= What to produce =
All lines in which the word "南加庭園業連盟" occurs are to be extracted.

(Raw records)
►
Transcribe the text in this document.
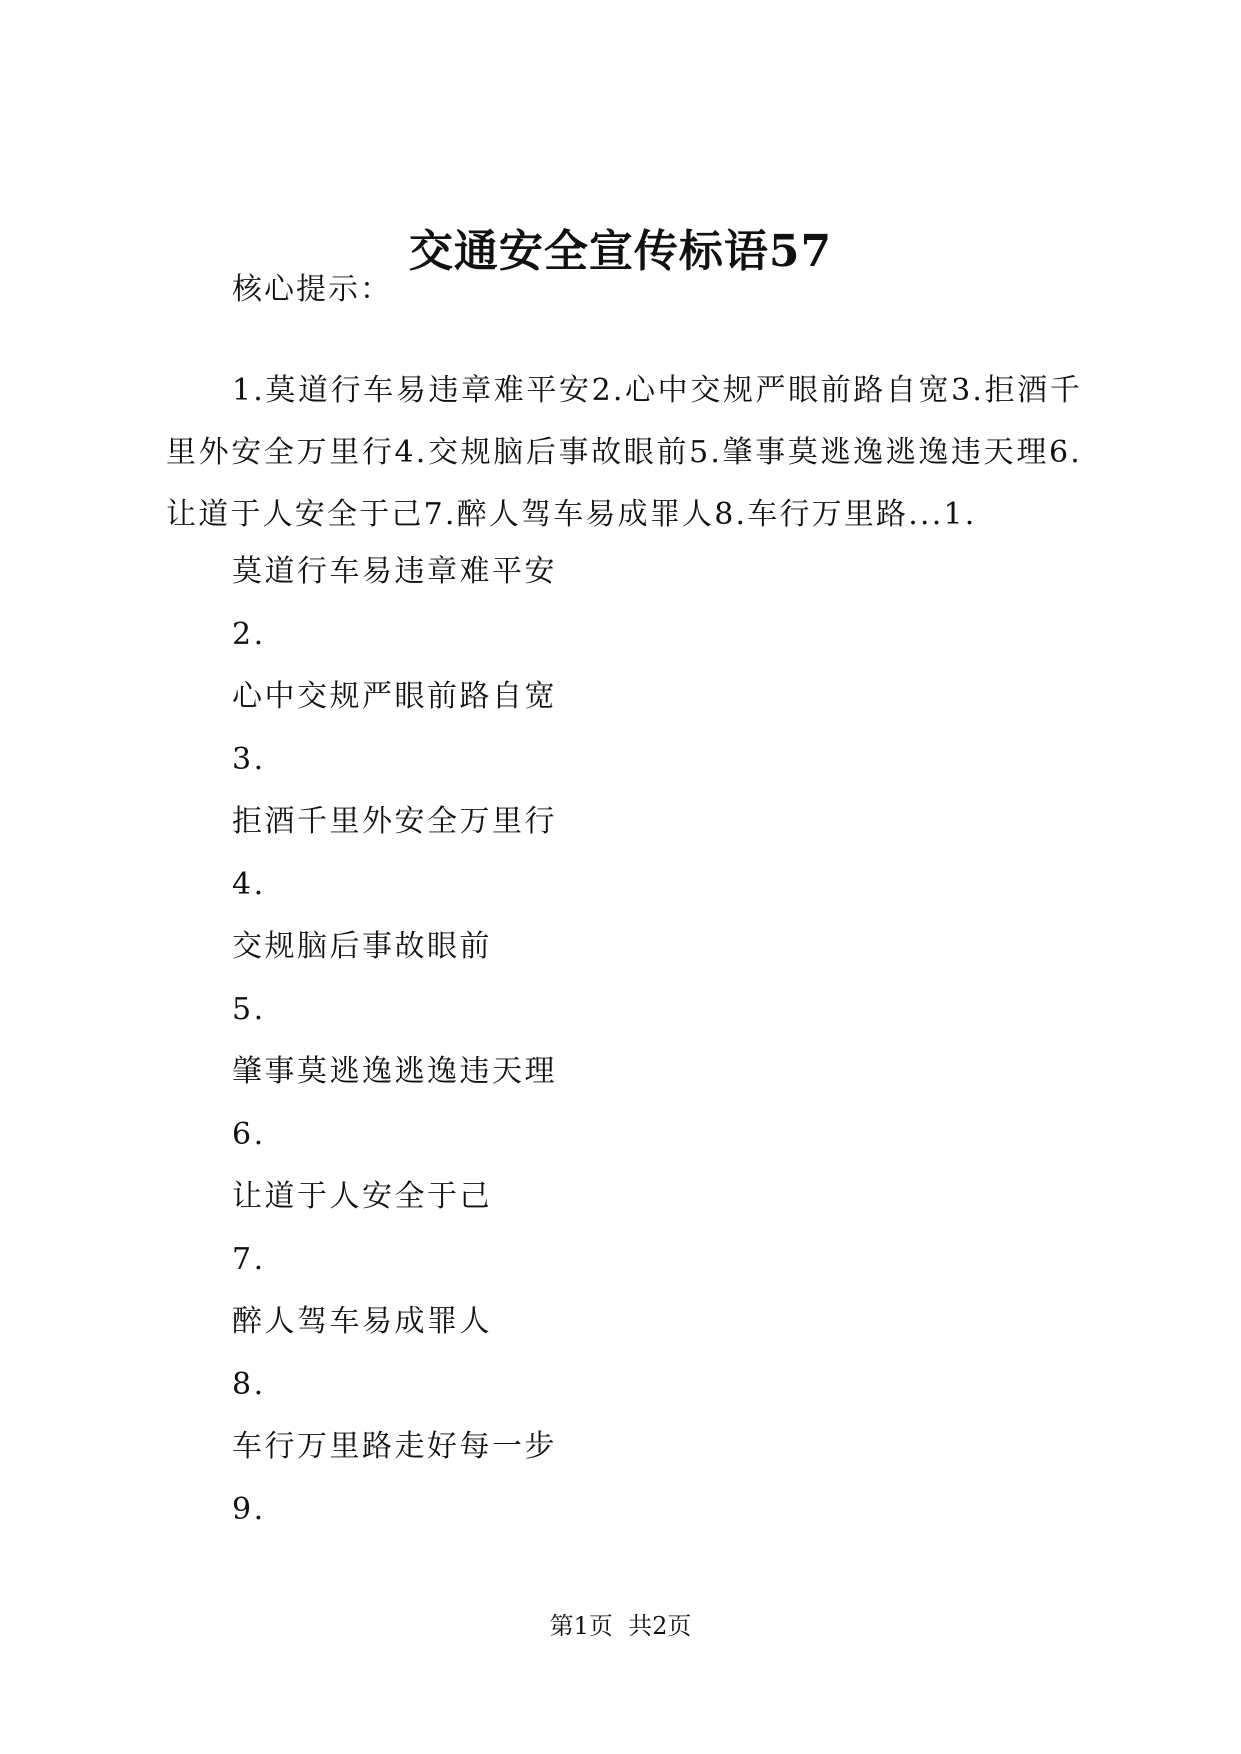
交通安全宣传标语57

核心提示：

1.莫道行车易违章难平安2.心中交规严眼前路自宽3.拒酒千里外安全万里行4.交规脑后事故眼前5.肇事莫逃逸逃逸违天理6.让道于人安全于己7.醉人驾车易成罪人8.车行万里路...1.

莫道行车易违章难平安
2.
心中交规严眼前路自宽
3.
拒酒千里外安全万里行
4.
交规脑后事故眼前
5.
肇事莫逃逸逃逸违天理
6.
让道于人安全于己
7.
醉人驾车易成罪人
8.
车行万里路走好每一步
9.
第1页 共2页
◄
►
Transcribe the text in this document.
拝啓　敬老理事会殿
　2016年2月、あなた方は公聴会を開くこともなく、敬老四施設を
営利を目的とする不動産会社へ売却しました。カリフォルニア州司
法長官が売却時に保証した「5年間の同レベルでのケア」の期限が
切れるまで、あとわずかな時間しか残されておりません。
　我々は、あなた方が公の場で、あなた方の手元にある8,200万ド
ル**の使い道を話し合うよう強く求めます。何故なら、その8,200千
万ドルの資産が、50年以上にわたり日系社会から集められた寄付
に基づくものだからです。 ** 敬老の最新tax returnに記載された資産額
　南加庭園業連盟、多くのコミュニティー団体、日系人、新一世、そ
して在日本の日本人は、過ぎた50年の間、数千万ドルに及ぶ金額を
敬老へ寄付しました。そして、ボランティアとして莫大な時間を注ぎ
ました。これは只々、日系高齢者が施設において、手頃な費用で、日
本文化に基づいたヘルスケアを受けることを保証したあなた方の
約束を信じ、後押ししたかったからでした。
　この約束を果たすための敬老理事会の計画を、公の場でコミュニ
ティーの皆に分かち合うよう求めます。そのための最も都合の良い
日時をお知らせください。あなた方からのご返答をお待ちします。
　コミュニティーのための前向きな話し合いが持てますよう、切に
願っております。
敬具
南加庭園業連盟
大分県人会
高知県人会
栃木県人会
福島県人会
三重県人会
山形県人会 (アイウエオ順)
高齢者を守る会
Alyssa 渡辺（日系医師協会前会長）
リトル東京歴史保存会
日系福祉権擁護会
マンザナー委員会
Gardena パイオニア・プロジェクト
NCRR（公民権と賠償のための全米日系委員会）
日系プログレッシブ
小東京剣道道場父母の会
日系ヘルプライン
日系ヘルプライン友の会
◄
= Complete answer =
　南加庭園業連盟、多くのコミュニティー団体、日系人、新一世、そ
南加庭園業連盟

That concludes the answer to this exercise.